## THE EXERCISE
Filter the listing below, copying every line in which the word "empirismo" appears.

— START OF EXERCISE DATA —

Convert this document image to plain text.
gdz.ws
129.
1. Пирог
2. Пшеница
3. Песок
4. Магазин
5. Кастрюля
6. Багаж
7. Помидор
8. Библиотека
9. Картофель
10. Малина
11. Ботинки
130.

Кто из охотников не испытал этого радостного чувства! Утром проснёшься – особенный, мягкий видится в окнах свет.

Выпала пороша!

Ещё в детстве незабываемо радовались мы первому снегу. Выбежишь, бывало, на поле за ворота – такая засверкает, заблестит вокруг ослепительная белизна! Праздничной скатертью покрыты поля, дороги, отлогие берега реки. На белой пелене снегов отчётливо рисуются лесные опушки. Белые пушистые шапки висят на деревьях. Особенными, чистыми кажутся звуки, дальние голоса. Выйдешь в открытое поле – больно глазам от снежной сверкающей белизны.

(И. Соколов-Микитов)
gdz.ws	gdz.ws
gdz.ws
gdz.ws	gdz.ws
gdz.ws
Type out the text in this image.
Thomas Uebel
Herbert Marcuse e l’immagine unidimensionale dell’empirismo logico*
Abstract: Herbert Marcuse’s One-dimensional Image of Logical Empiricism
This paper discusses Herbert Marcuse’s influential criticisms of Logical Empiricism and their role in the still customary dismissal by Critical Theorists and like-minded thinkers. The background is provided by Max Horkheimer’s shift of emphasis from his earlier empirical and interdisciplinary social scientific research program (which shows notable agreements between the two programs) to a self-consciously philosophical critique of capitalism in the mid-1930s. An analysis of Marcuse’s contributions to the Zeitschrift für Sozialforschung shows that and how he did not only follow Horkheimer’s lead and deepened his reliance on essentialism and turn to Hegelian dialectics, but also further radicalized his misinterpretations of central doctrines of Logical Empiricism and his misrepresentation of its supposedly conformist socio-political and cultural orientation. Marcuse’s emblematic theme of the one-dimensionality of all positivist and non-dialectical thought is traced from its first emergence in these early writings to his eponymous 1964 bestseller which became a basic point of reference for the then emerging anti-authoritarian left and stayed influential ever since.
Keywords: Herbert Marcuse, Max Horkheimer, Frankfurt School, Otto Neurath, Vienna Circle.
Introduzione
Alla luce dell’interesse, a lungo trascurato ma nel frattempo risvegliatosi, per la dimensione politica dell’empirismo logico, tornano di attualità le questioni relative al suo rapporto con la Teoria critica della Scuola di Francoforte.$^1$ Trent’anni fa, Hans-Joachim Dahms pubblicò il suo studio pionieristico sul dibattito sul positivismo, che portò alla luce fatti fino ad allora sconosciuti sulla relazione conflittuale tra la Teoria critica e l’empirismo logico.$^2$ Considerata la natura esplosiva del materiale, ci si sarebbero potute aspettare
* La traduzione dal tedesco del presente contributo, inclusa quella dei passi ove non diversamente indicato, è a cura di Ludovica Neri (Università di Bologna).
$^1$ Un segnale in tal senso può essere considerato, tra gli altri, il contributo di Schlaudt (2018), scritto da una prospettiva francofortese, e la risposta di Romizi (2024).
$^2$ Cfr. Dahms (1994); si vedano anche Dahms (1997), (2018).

— END OF EXERCISE DATA —

## RIGHT ANSWER
Herbert Marcuse e l’immagine unidimensionale dell’empirismo logico*
Alla luce dell’interesse, a lungo trascurato ma nel frattempo risvegliatosi, per la dimensione politica dell’empirismo logico, tornano di attualità le questioni relative al suo rapporto con la Teoria critica della Scuola di Francoforte.$^1$ Trent’anni fa, Hans-Joachim Dahms pubblicò il suo studio pionieristico sul dibattito sul positivismo, che portò alla luce fatti fino ad allora sconosciuti sulla relazione conflittuale tra la Teoria critica e l’empirismo logico.$^2$ Considerata la natura esplosiva del materiale, ci si sarebbero potute aspettare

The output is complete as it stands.